▶ _Фрагмент источника_
****************

20 февраля Украина отмечает День Героев Небесной Сотни. Памятная дата посвящена погибшим участникам Революции Достоинства. Журналист, историк и правозащитник из датского Копенгагена ЙОХАННЕС ВАМБЕРГ АНДЕРСЕН рассказал "Апострофу" о своих впечатлениях от Майдана и трагедиях, случившихся во время Революции Достоинства.
- Как так получилось, что вы стали участником Революции Достоинства? Приехали сюда специально?
- Я начал интересоваться Украиной еще в 1999 году – был стажером в датском посольстве, писал отчеты для нашего МИДа. Первый мой отчет был о том, что Павел Лазаренко (премьер-министр Украины, позже отсидевший более 8 лет в американской тюрьме за мошенничество и отмывание денег, - "Апостроф") улетел из Борисполя. И как только депутаты в Верховной Раде узнали, что он поднялся в воздух, сняли с него неприкосновенность. Я датский историк, журналист, у меня нет украинских корней. Но я начал переживать за Украину, возможность установления демократии, верховенства права. До этого я широко интересовался постсоветским пространством и переходом от Советского Союза к рыночной экономике.
Я в Украине жил и работал – с определенными перерывами – со времен "Оранжевой революции". Поскольку Россия на тот момент уже установила определенный авторитаризм, возглавляемый Путиным, то для Европы было очень важно, как дальше пойдет дело в Украине. Это не маленькие балтийские страны, которые всегда отличались от Российской Империи. Украина очень большая. Это славянская коренная часть этой империи. Если удалось бы установить нормальную демократию, то это было бы очень значительным успехом для всей Европы.
- Когда вы поняли, что в стране будет революция?
- В 2013 году я переживал, я даже как бы чувствовал, что все "зажалось", чувствовал депрессивное состояние в обществе. Что окружение Януковича – это не просто коррупционеры, а бандиты. Они все больше и больше "прижимали" общество. Даже мелкие олигархи начали страдать. Было такое ощущение, будто все коррупционеры, злоупотребленцы решили доворовать, потому что все ожидали ассоциации с Европой и боялись, что воровать будет труднее.
Хотя формально шли некоторые правовые реформы. Я участвовал в мониторинге за уголовными делами против Юлии Тимошенко и Юрия Луценко в 2011 году. Наши отчеты привели к тому, что ЕС сказал, что не может заключить Договор об ассоциации, потому что законодательство Украины не соответствовало европейским нормам. Януковичу дали два года, чтобы он провел хоть какие-то реформы в правовом поле. За них в администрации президента Януковича отвечал такой "чувак" – Андрей Портнов, который разработал новый криминально-процессуальный кодекс.
Когда начались демонстрации на Майдане, я – посторонний человек, не украинец – был в восторге, потому что наконец-то украинцы дали этому беспределу какой-то отпор. Меня годами мучило, что украинцы "нагибались". Я понимаю, что история приучила к этому, потому что всем, кто поднял голову и был гордым, голову просто отрезали - во время Голодомора, сталинской кампании против УПА и тому подобное. Но тем более радостно, когда кто-то взял и восстал.

****************

▶ _Выдержки из данных_
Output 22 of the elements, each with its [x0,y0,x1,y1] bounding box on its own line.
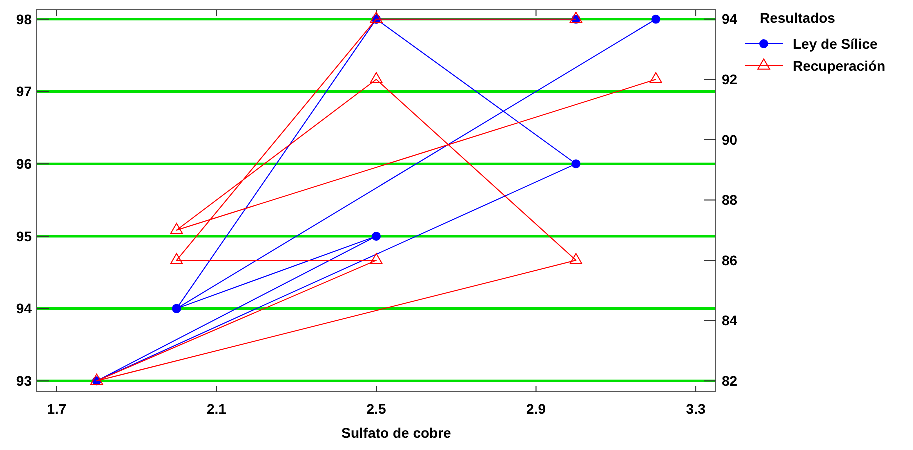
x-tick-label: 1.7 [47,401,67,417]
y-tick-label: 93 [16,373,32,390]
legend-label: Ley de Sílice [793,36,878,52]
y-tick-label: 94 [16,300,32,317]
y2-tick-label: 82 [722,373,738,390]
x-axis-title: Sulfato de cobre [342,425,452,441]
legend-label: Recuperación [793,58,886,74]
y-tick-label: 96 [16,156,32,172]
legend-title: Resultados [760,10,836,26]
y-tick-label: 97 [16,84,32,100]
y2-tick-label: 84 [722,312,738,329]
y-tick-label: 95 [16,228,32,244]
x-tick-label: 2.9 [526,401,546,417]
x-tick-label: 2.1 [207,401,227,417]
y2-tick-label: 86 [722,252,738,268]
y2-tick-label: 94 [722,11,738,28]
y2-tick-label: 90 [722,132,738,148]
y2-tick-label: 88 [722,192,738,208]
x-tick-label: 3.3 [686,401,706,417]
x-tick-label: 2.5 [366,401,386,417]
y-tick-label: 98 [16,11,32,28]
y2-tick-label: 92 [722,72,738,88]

****************

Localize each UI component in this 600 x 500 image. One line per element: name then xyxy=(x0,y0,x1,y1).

****************

▶ _Задания_
(a) Перечислите всех людей, которых упоминает фрагмент источника, кроме самого рассказчика Йоханнеса Вамберга Андерсена.
(b) Пожалуйста, определите, соответствуют ли фрагменту источника эти утверждения, и для каждого ответьте «да» или «нет», приведя точную цитату: (i) у Андерсена есть украинские корни; (ii) мониторинг уголовных дел против Тимошенко и Луценко проходил в 2011 году; (iii) на реформы в правовом поле Януковичу дали три года.
(c) Перескажите списком абзац фрагмента источника, который начинается словами «Хотя формально шли», сохранив его основные факты.

▶ _Ответы по заданиям_
(a) Павел Лазаренко, Путин, Янукович, Юлия Тимошенко, Юрий Луценко, Андрей Портнов.

(b)
(i) Нет: «у меня нет украинских корней».
(ii) Да: «Я участвовал в мониторинге за уголовными делами против Юлии Тимошенко и Юрия Луценко в 2011 году».
(iii) Нет: «Януковичу дали два года, чтобы он провел хоть какие-то реформы в правовом поле».

(c)
- Формально шли некоторые правовые реформы.
- В 2011 году Андерсен участвовал в мониторинге уголовных дел против Юлии Тимошенко и Юрия Луценко.
- Из-за этих отчетов ЕС заявил, что не может заключить Договор об ассоциации, так как законодательство Украины не соответствовало европейским нормам.
- Януковичу дали два года на реформы в правовом поле.
- В администрации Януковича за эти реформы отвечал Андрей Портнов, который разработал новый криминально-процессуальный кодекс.